WHAT TO WORK ON>
From the listing below, extract every line in which the word "CAPACITY" appears.

....

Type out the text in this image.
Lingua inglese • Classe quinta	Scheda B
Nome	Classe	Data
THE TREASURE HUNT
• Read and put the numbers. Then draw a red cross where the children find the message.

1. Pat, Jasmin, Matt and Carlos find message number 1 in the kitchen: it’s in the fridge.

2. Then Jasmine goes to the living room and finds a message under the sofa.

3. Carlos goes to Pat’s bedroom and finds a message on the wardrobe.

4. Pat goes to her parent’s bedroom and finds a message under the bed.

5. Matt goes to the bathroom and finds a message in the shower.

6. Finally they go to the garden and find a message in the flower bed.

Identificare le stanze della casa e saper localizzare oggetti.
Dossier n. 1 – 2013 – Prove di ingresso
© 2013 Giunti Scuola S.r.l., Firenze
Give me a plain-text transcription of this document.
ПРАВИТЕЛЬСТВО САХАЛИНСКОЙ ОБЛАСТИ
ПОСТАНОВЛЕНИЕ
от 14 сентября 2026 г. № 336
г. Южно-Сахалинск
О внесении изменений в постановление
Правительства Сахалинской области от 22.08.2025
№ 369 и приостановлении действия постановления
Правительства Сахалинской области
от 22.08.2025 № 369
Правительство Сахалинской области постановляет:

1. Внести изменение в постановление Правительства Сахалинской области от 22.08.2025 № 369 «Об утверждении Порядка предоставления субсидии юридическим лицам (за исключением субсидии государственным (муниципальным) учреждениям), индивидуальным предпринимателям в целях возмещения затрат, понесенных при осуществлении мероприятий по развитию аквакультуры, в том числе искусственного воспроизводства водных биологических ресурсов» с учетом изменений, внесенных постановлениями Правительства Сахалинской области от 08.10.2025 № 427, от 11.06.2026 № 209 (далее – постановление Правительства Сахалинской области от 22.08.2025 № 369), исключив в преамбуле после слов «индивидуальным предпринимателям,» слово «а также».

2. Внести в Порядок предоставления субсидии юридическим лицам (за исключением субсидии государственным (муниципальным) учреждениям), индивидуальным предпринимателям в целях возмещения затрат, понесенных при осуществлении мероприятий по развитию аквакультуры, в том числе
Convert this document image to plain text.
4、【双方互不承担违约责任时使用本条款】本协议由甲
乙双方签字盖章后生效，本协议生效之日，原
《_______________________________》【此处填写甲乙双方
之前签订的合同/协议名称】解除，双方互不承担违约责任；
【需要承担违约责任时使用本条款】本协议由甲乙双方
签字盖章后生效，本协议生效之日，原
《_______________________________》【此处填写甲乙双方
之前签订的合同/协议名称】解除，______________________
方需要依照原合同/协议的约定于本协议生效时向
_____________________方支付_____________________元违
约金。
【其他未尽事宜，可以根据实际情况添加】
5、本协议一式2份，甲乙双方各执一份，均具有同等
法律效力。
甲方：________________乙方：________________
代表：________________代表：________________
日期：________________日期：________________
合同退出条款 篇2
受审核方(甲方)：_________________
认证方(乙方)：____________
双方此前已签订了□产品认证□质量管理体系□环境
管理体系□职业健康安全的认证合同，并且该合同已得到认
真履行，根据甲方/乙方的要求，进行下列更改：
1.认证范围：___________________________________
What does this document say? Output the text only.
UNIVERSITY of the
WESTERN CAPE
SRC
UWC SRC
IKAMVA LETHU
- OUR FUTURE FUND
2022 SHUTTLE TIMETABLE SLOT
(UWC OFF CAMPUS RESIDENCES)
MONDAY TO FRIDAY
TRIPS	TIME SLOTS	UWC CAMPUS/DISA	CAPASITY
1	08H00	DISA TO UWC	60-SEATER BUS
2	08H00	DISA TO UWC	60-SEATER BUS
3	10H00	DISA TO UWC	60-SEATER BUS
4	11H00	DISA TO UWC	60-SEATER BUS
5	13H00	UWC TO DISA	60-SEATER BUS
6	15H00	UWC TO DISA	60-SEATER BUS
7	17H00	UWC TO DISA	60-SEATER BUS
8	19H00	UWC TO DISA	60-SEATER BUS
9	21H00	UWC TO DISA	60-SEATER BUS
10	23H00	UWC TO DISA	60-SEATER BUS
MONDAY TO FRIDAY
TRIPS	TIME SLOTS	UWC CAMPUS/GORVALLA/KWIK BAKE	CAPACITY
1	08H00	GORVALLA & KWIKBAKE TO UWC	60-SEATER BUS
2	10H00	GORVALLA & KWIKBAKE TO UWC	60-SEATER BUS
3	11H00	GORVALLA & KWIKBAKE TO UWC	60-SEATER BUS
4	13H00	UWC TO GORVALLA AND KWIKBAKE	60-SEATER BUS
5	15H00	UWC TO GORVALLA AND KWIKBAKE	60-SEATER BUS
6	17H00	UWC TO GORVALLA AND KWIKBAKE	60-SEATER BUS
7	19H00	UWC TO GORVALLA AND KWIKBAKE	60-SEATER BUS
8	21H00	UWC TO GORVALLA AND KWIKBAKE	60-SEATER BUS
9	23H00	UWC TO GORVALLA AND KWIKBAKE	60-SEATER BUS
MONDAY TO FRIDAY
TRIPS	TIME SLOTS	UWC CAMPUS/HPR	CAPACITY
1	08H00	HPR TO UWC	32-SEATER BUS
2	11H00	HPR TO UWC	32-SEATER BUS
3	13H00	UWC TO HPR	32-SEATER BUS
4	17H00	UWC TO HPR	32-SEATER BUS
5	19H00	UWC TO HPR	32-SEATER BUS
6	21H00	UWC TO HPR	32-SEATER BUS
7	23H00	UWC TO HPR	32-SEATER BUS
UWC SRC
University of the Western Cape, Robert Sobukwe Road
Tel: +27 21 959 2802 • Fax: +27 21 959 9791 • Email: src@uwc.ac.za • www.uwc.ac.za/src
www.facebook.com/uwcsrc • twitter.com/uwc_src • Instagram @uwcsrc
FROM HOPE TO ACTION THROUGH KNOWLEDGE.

....

OUTPUT FOR THIS TASK>
TRIPS	TIME SLOTS	UWC CAMPUS/GORVALLA/KWIK BAKE	CAPACITY
TRIPS	TIME SLOTS	UWC CAMPUS/HPR	CAPACITY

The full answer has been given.